AIM: Transcribe the material exactly. Images do not belong in the copy.
::: PROVIDED DATA :::
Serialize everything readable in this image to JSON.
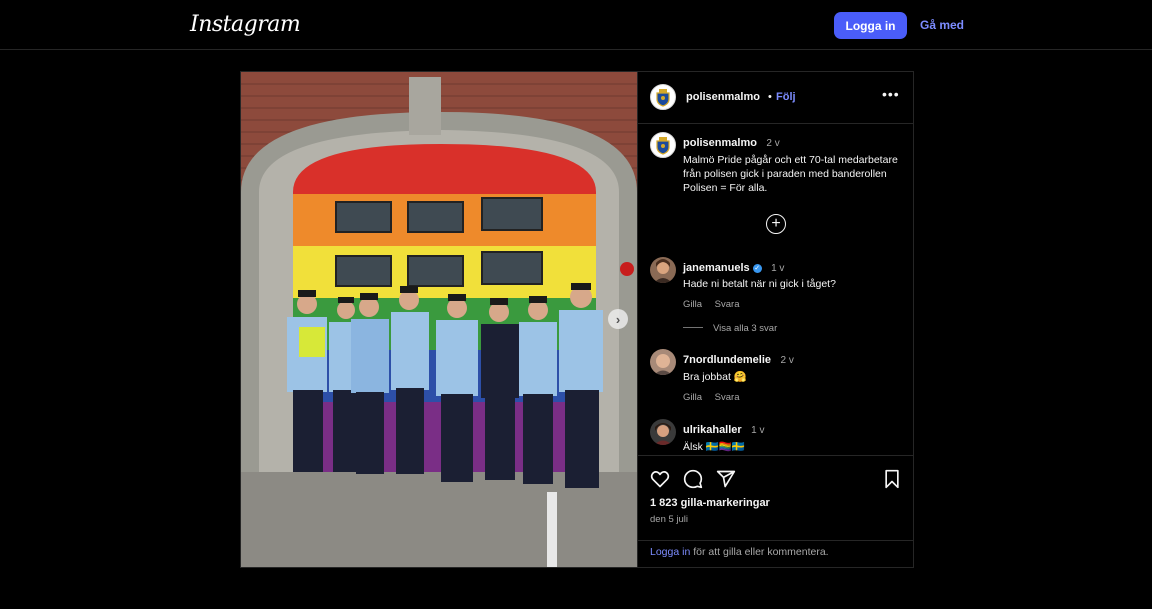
{
  "app": {
    "logo": "Instagram"
  },
  "nav": {
    "login_label": "Logga in",
    "signup_label": "Gå med"
  },
  "post": {
    "header": {
      "username": "polisenmalmo",
      "separator": "•",
      "follow_label": "Följ",
      "more_label": "•••"
    },
    "caption": {
      "username": "polisenmalmo",
      "time": "2 v",
      "text": "Malmö Pride pågår och ett 70-tal medarbetare från polisen gick i paraden med banderollen Polisen = För alla."
    },
    "load_more_label": "+",
    "comments": [
      {
        "username": "janemanuels",
        "verified": true,
        "time": "1 v",
        "text": "Hade ni betalt när ni gick i tåget?",
        "like_label": "Gilla",
        "reply_label": "Svara",
        "view_replies": "Visa alla 3 svar"
      },
      {
        "username": "7nordlundemelie",
        "time": "2 v",
        "text": "Bra jobbat 🤗",
        "like_label": "Gilla",
        "reply_label": "Svara"
      },
      {
        "username": "ulrikahaller",
        "time": "1 v",
        "text": "Älsk 🇸🇪🏳️‍🌈🇸🇪"
      }
    ],
    "likes": "1 823 gilla-markeringar",
    "date": "den 5 juli",
    "login_prompt": {
      "link": "Logga in",
      "rest": " för att gilla eller kommentera."
    },
    "carousel_next": "›"
  },
  "colors": {
    "accent": "#4a5df9",
    "link": "#7c8cff",
    "background": "#000000",
    "border": "#262626"
  },
  "icons": [
    "heart-icon",
    "comment-icon",
    "share-icon",
    "bookmark-icon",
    "more-icon",
    "plus-circle-icon",
    "verified-icon",
    "chevron-right-icon"
  ]
}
:::
TASK RESULT:
Serialize everything readable in this image to JSON.
{
  "app": {
    "logo": "Instagram"
  },
  "nav": {
    "login_label": "Logga in",
    "signup_label": "Gå med"
  },
  "post": {
    "header": {
      "username": "polisenmalmo",
      "separator": "•",
      "follow_label": "Följ",
      "more_label": "•••"
    },
    "caption": {
      "username": "polisenmalmo",
      "time": "2 v",
      "text": "Malmö Pride pågår och ett 70-tal medarbetare från polisen gick i paraden med banderollen Polisen = För alla."
    },
    "load_more_label": "+",
    "comments": [
      {
        "username": "janemanuels",
        "verified": true,
        "time": "1 v",
        "text": "Hade ni betalt när ni gick i tåget?",
        "like_label": "Gilla",
        "reply_label": "Svara",
        "view_replies": "Visa alla 3 svar"
      },
      {
        "username": "7nordlundemelie",
        "time": "2 v",
        "text": "Bra jobbat 🤗",
        "like_label": "Gilla",
        "reply_label": "Svara"
      },
      {
        "username": "ulrikahaller",
        "time": "1 v",
        "text": "Älsk 🇸🇪🏳️‍🌈🇸🇪"
      }
    ],
    "likes": "1 823 gilla-markeringar",
    "date": "den 5 juli",
    "login_prompt": {
      "link": "Logga in",
      "rest": " för att gilla eller kommentera."
    },
    "carousel_next": "›"
  },
  "colors": {
    "accent": "#4a5df9",
    "link": "#7c8cff",
    "background": "#000000",
    "border": "#262626"
  },
  "icons": [
    "heart-icon",
    "comment-icon",
    "share-icon",
    "bookmark-icon",
    "more-icon",
    "plus-circle-icon",
    "verified-icon",
    "chevron-right-icon"
  ]
}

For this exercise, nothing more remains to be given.